_Stated problem_: In the listing below, locate the lines that hold the string "suis". Copy those lines.

----

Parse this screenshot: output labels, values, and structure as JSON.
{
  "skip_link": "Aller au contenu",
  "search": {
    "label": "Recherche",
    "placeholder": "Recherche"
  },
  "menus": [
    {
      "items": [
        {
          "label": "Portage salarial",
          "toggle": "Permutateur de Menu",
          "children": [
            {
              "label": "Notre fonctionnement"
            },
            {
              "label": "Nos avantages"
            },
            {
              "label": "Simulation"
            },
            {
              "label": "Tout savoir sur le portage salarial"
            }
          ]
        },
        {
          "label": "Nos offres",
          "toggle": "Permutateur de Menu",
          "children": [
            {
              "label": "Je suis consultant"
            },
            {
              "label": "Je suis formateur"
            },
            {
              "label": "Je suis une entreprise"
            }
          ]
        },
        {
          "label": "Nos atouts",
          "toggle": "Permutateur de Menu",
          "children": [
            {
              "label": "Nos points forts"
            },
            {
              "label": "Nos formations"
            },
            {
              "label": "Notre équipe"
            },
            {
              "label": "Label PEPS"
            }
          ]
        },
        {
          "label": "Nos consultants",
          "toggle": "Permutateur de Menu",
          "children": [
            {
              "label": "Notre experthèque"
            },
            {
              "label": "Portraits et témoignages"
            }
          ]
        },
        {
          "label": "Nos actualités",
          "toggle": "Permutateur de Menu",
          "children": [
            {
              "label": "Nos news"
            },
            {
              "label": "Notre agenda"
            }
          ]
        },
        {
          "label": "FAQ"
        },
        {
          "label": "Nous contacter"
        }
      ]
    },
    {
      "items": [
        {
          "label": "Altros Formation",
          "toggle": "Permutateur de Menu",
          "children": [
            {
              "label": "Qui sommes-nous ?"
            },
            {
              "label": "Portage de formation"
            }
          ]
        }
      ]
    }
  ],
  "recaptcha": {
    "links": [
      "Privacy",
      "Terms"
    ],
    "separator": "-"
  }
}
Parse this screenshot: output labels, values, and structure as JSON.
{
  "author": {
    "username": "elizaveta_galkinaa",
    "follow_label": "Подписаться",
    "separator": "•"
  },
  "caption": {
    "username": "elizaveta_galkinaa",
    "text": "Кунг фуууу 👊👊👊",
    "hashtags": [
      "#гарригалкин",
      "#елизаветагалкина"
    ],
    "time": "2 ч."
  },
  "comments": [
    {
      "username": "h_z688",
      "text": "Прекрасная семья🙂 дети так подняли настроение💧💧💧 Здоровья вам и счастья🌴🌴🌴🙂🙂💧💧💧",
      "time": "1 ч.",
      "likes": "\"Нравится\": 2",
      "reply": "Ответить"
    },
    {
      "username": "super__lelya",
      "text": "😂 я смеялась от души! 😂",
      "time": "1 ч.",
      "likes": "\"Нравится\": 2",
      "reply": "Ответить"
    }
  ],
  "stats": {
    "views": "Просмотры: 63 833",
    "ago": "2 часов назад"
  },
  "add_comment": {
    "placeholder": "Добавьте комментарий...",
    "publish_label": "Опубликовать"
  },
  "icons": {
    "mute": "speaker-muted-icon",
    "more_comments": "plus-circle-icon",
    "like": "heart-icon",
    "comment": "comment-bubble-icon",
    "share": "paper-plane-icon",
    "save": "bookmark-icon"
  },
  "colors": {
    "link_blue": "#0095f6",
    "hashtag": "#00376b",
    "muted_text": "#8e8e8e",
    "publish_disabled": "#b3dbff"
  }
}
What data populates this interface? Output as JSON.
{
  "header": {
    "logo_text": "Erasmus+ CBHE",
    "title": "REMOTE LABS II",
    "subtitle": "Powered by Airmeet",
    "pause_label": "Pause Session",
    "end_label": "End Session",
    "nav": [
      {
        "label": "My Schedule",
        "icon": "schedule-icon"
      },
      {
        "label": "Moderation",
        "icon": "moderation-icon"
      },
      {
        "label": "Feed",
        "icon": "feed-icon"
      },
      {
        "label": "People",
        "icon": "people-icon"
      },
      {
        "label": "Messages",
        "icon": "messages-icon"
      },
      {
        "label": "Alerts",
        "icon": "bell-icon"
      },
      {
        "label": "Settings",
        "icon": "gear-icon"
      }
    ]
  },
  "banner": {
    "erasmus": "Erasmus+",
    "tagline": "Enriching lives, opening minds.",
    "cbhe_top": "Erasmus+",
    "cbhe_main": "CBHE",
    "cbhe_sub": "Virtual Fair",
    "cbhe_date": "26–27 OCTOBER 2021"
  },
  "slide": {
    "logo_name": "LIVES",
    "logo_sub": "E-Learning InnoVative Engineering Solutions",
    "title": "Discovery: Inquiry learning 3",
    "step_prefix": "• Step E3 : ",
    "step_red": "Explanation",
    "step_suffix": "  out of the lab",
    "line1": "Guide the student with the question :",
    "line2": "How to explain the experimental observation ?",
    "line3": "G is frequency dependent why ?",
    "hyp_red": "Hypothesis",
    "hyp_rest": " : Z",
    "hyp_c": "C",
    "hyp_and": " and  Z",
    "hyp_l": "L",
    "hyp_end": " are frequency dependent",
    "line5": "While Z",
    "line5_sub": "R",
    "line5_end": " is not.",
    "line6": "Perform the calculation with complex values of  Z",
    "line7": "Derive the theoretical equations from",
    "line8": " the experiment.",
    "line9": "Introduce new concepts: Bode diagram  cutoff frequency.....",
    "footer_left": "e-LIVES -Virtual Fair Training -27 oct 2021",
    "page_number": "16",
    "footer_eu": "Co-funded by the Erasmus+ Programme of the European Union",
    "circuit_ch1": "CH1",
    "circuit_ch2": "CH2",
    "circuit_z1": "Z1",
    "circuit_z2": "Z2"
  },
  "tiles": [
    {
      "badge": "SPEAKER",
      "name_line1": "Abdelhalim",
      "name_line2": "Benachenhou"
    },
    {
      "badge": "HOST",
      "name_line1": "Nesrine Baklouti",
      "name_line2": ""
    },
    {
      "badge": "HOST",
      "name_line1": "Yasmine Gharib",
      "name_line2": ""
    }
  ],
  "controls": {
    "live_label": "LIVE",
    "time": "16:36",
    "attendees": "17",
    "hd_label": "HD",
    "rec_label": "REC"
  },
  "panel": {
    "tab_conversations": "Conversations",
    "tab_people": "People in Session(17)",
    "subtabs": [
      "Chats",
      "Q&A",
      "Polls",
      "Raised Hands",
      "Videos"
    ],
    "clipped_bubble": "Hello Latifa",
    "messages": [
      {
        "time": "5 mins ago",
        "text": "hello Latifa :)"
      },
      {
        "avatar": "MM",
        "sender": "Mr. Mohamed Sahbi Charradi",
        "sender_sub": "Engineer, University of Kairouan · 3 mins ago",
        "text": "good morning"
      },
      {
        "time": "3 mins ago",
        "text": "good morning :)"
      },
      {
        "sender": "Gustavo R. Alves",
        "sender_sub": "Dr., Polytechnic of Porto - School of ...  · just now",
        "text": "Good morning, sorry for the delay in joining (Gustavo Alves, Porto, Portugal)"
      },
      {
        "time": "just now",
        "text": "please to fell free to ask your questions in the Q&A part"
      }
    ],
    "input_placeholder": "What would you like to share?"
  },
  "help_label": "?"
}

----

_Written answer_:
              "label": "Je suis consultant"
              "label": "Je suis formateur"
              "label": "Je suis une entreprise"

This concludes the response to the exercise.